__What to work on__
Gather each line of the records where "role" appears.

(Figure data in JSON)
____

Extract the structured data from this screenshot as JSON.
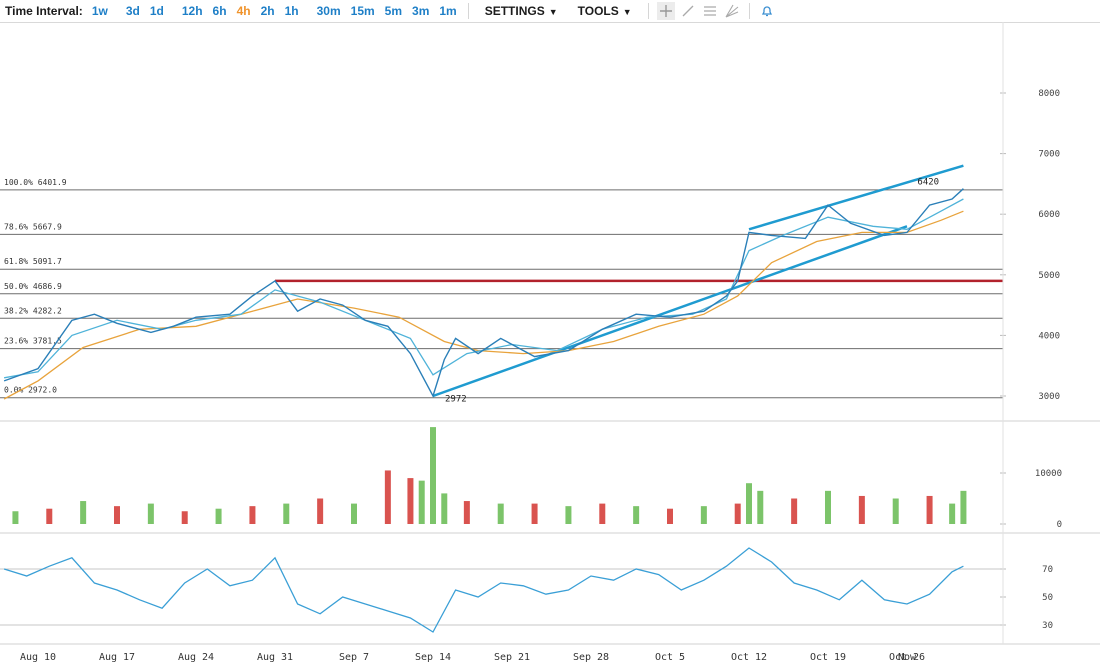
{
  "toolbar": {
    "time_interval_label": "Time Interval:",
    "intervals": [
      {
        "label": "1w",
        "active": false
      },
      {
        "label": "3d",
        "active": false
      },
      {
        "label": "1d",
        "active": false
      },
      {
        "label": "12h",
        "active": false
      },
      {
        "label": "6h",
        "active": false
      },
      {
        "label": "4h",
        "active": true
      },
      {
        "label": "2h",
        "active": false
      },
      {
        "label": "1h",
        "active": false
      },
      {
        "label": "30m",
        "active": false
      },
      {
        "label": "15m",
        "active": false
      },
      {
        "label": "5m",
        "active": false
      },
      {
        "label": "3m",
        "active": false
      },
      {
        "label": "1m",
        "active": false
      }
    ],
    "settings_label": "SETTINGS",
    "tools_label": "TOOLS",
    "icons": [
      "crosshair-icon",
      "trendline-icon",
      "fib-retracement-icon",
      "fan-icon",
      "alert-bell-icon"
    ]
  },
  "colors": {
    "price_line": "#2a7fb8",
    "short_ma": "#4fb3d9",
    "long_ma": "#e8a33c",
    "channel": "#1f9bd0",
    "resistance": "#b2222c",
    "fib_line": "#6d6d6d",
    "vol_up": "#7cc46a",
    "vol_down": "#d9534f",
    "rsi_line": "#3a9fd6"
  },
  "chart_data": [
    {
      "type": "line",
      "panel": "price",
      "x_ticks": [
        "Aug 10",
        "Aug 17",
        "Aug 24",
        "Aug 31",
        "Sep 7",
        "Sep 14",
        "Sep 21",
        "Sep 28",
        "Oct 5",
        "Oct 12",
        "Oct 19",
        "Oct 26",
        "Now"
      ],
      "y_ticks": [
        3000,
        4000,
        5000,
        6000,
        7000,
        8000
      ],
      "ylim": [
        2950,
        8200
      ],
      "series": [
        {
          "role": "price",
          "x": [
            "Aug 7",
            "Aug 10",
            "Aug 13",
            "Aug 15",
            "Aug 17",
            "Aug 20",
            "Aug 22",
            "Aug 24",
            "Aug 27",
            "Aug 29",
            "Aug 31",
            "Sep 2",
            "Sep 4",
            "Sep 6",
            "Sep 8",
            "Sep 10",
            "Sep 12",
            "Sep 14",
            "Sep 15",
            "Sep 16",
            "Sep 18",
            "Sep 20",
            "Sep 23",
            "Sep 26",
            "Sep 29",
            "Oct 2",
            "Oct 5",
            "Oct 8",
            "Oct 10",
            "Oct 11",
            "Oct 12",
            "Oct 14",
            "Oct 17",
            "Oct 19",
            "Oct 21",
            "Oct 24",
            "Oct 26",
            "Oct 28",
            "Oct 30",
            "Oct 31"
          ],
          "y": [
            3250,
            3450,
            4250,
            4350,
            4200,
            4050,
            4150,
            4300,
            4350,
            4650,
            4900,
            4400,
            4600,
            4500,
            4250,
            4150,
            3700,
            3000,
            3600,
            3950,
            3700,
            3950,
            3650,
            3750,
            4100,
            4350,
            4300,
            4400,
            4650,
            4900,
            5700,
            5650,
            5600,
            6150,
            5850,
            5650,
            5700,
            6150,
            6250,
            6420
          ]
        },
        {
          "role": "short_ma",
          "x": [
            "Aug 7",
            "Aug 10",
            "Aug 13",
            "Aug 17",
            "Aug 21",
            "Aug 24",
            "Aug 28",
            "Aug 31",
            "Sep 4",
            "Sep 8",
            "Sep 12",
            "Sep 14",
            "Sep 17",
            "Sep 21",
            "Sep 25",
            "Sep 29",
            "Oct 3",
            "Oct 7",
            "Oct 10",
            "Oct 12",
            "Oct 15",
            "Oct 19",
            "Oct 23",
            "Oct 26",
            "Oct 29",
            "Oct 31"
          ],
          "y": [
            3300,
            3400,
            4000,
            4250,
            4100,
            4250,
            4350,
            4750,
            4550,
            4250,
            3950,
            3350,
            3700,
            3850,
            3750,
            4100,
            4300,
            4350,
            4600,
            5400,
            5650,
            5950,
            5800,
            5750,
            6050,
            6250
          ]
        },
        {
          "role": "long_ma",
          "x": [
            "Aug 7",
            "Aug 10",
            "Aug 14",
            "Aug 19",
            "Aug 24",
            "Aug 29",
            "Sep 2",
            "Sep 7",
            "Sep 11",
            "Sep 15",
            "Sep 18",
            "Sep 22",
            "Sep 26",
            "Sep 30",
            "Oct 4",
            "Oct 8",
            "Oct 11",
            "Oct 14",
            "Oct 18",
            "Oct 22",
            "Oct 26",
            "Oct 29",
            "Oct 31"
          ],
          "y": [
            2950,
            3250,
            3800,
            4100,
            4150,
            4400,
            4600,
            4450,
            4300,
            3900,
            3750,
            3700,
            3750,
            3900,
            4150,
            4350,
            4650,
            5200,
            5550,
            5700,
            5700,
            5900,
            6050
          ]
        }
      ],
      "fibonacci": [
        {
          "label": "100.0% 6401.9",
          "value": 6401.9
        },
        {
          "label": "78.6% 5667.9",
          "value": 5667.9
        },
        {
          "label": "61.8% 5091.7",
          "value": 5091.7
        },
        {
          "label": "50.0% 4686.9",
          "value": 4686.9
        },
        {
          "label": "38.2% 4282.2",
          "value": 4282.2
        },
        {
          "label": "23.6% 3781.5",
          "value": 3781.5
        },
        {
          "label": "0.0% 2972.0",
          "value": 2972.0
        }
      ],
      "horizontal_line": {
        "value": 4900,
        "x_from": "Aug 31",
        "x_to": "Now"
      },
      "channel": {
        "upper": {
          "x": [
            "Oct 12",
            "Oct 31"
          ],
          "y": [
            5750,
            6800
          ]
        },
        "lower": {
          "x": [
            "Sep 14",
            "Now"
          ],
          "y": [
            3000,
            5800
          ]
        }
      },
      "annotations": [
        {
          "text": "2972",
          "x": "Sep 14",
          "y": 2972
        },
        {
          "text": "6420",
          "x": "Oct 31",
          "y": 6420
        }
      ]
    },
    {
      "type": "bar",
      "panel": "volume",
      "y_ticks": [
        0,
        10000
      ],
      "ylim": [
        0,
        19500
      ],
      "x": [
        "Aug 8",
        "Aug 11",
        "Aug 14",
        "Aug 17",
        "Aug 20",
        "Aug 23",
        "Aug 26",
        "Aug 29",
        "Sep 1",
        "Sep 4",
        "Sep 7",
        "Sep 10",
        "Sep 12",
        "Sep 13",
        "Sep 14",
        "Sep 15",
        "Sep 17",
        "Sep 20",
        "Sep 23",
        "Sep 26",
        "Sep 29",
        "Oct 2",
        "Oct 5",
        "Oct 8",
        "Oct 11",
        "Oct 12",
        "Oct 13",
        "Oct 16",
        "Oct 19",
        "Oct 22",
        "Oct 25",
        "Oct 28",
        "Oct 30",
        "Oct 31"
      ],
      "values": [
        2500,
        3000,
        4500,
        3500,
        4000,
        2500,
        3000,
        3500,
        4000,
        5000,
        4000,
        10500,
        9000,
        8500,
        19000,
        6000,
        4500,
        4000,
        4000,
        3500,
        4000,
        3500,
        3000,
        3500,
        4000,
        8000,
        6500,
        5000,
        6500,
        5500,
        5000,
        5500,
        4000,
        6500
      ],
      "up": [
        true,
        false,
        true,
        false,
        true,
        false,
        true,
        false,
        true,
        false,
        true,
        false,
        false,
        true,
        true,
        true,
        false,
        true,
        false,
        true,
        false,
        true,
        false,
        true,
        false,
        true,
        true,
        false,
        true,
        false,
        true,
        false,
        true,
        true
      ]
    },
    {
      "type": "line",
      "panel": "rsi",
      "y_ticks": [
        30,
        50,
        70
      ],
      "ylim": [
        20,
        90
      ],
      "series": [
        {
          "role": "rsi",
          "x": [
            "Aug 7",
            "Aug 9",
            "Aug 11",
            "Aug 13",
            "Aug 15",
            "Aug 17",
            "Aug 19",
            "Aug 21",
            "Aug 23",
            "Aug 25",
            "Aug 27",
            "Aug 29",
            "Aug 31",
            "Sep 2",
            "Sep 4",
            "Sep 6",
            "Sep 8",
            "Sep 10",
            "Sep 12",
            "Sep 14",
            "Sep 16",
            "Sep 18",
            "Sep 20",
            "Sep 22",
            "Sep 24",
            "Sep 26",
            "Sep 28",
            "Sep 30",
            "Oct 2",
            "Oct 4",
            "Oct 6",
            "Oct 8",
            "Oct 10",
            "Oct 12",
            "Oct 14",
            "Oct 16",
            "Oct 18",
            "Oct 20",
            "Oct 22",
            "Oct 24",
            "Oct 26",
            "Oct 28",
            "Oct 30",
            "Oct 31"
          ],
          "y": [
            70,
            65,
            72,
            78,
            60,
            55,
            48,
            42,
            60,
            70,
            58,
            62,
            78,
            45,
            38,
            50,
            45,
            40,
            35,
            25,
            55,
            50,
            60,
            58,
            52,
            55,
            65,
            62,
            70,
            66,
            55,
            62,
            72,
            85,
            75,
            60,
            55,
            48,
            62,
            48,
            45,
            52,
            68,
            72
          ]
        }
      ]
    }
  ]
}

____

__Output of the task__
          "role": "price",
          "role": "short_ma",
          "role": "long_ma",
          "role": "rsi",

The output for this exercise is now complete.